Write out all the material exactly. Leave nothing out.

** begin **

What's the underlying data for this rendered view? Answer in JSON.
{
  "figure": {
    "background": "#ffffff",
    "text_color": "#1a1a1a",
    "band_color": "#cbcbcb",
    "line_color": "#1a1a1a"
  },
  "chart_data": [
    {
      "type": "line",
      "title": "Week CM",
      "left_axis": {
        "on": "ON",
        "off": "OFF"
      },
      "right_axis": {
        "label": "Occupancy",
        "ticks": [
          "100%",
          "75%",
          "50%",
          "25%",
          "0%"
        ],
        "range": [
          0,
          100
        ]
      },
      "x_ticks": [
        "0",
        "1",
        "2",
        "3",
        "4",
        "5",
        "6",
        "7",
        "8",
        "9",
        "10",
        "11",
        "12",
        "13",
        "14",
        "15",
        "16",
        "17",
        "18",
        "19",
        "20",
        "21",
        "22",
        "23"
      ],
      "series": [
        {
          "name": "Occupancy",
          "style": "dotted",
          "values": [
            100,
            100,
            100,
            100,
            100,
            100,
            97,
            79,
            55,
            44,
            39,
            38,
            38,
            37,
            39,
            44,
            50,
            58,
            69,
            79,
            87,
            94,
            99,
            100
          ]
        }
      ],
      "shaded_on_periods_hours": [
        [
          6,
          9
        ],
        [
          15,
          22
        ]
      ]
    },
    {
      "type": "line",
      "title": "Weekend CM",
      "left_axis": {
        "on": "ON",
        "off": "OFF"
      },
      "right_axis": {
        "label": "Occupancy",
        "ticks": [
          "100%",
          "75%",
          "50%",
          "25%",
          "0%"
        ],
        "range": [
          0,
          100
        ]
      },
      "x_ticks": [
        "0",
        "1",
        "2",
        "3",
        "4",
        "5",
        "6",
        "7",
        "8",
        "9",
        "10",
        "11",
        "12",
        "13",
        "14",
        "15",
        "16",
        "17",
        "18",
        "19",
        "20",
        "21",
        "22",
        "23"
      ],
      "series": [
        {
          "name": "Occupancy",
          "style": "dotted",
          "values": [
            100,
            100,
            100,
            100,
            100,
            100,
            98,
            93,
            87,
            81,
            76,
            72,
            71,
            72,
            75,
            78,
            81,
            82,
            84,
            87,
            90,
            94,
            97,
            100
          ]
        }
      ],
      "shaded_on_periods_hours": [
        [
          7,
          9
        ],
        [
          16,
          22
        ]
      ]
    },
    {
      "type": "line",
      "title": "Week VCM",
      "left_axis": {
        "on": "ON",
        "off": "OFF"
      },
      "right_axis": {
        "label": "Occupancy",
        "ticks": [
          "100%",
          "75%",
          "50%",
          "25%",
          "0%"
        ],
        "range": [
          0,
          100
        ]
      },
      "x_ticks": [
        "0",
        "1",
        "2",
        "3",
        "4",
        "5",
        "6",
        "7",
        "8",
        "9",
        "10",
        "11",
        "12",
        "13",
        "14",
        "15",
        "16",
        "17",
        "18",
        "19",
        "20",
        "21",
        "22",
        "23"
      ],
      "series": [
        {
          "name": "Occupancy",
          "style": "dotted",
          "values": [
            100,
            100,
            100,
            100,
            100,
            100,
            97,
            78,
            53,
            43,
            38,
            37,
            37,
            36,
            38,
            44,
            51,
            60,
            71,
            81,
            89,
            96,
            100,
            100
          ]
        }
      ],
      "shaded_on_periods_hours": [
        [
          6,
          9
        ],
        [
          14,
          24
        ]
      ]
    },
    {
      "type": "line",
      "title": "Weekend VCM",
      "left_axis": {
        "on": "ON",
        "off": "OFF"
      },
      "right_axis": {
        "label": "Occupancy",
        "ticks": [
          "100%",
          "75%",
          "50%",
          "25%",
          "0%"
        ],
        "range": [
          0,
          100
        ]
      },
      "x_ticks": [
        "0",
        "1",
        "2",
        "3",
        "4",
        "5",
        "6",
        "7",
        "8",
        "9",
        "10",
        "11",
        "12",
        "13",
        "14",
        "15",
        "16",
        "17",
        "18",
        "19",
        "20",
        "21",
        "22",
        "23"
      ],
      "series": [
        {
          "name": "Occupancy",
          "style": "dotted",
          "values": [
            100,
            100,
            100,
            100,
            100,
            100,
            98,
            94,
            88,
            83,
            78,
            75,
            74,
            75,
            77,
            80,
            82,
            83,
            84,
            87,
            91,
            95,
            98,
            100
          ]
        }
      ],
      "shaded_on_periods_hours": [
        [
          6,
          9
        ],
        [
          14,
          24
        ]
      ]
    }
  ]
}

** end **

Answer for the task:
What's the underlying data for this rendered view? Answer in JSON.
{
  "figure": {
    "background": "#ffffff",
    "text_color": "#1a1a1a",
    "band_color": "#cbcbcb",
    "line_color": "#1a1a1a"
  },
  "chart_data": [
    {
      "type": "line",
      "title": "Week CM",
      "left_axis": {
        "on": "ON",
        "off": "OFF"
      },
      "right_axis": {
        "label": "Occupancy",
        "ticks": [
          "100%",
          "75%",
          "50%",
          "25%",
          "0%"
        ],
        "range": [
          0,
          100
        ]
      },
      "x_ticks": [
        "0",
        "1",
        "2",
        "3",
        "4",
        "5",
        "6",
        "7",
        "8",
        "9",
        "10",
        "11",
        "12",
        "13",
        "14",
        "15",
        "16",
        "17",
        "18",
        "19",
        "20",
        "21",
        "22",
        "23"
      ],
      "series": [
        {
          "name": "Occupancy",
          "style": "dotted",
          "values": [
            100,
            100,
            100,
            100,
            100,
            100,
            97,
            79,
            55,
            44,
            39,
            38,
            38,
            37,
            39,
            44,
            50,
            58,
            69,
            79,
            87,
            94,
            99,
            100
          ]
        }
      ],
      "shaded_on_periods_hours": [
        [
          6,
          9
        ],
        [
          15,
          22
        ]
      ]
    },
    {
      "type": "line",
      "title": "Weekend CM",
      "left_axis": {
        "on": "ON",
        "off": "OFF"
      },
      "right_axis": {
        "label": "Occupancy",
        "ticks": [
          "100%",
          "75%",
          "50%",
          "25%",
          "0%"
        ],
        "range": [
          0,
          100
        ]
      },
      "x_ticks": [
        "0",
        "1",
        "2",
        "3",
        "4",
        "5",
        "6",
        "7",
        "8",
        "9",
        "10",
        "11",
        "12",
        "13",
        "14",
        "15",
        "16",
        "17",
        "18",
        "19",
        "20",
        "21",
        "22",
        "23"
      ],
      "series": [
        {
          "name": "Occupancy",
          "style": "dotted",
          "values": [
            100,
            100,
            100,
            100,
            100,
            100,
            98,
            93,
            87,
            81,
            76,
            72,
            71,
            72,
            75,
            78,
            81,
            82,
            84,
            87,
            90,
            94,
            97,
            100
          ]
        }
      ],
      "shaded_on_periods_hours": [
        [
          7,
          9
        ],
        [
          16,
          22
        ]
      ]
    },
    {
      "type": "line",
      "title": "Week VCM",
      "left_axis": {
        "on": "ON",
        "off": "OFF"
      },
      "right_axis": {
        "label": "Occupancy",
        "ticks": [
          "100%",
          "75%",
          "50%",
          "25%",
          "0%"
        ],
        "range": [
          0,
          100
        ]
      },
      "x_ticks": [
        "0",
        "1",
        "2",
        "3",
        "4",
        "5",
        "6",
        "7",
        "8",
        "9",
        "10",
        "11",
        "12",
        "13",
        "14",
        "15",
        "16",
        "17",
        "18",
        "19",
        "20",
        "21",
        "22",
        "23"
      ],
      "series": [
        {
          "name": "Occupancy",
          "style": "dotted",
          "values": [
            100,
            100,
            100,
            100,
            100,
            100,
            97,
            78,
            53,
            43,
            38,
            37,
            37,
            36,
            38,
            44,
            51,
            60,
            71,
            81,
            89,
            96,
            100,
            100
          ]
        }
      ],
      "shaded_on_periods_hours": [
        [
          6,
          9
        ],
        [
          14,
          24
        ]
      ]
    },
    {
      "type": "line",
      "title": "Weekend VCM",
      "left_axis": {
        "on": "ON",
        "off": "OFF"
      },
      "right_axis": {
        "label": "Occupancy",
        "ticks": [
          "100%",
          "75%",
          "50%",
          "25%",
          "0%"
        ],
        "range": [
          0,
          100
        ]
      },
      "x_ticks": [
        "0",
        "1",
        "2",
        "3",
        "4",
        "5",
        "6",
        "7",
        "8",
        "9",
        "10",
        "11",
        "12",
        "13",
        "14",
        "15",
        "16",
        "17",
        "18",
        "19",
        "20",
        "21",
        "22",
        "23"
      ],
      "series": [
        {
          "name": "Occupancy",
          "style": "dotted",
          "values": [
            100,
            100,
            100,
            100,
            100,
            100,
            98,
            94,
            88,
            83,
            78,
            75,
            74,
            75,
            77,
            80,
            82,
            83,
            84,
            87,
            91,
            95,
            98,
            100
          ]
        }
      ],
      "shaded_on_periods_hours": [
        [
          6,
          9
        ],
        [
          14,
          24
        ]
      ]
    }
  ]
}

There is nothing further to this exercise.